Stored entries
-- start --

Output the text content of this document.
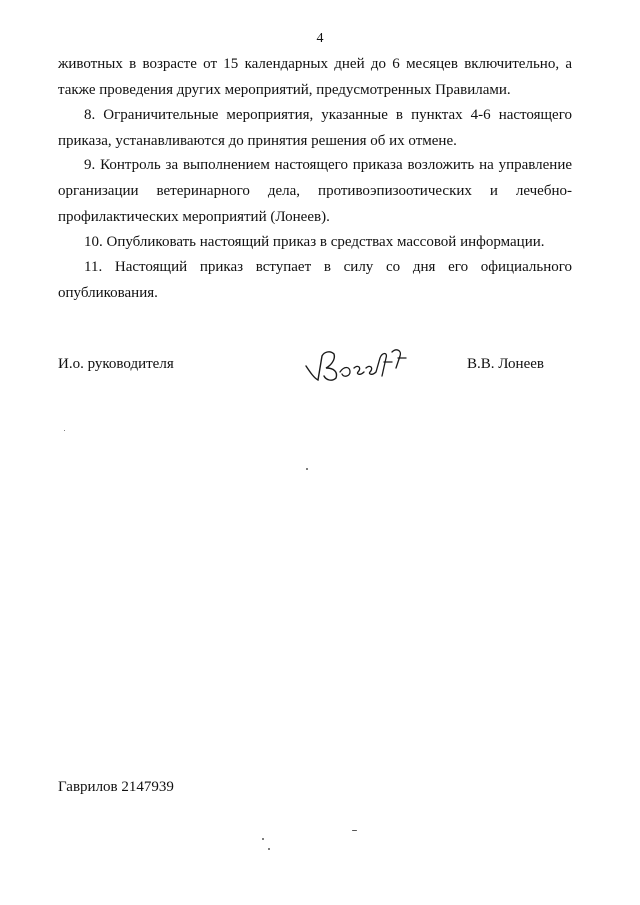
4

животных в возрасте от 15 календарных дней до 6 месяцев включительно, а также проведения других мероприятий, предусмотренных Правилами.

8. Ограничительные мероприятия, указанные в пунктах 4-6 настоящего приказа, устанавливаются до принятия решения об их отмене.

9. Контроль за выполнением настоящего приказа возложить на управление организации ветеринарного дела, противоэпизоотических и лечебно-профилактических мероприятий (Лонеев).

10. Опубликовать настоящий приказ в средствах массовой информации.

11. Настоящий приказ вступает в силу со дня его официального опубликования.

И.о. руководителя	В.В. Лонеев
Гаврилов 2147939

-- end --

Give an exact reproduction of every line, leaving out any picture.

Output the text content of this document.
4

животных в возрасте от 15 календарных дней до 6 месяцев включительно, а также проведения других мероприятий, предусмотренных Правилами.

8. Ограничительные мероприятия, указанные в пунктах 4-6 настоящего приказа, устанавливаются до принятия решения об их отмене.

9. Контроль за выполнением настоящего приказа возложить на управление организации ветеринарного дела, противоэпизоотических и лечебно-профилактических мероприятий (Лонеев).

10. Опубликовать настоящий приказ в средствах массовой информации.

11. Настоящий приказ вступает в силу со дня его официального опубликования.

И.о. руководителя	В.В. Лонеев
Гаврилов 2147939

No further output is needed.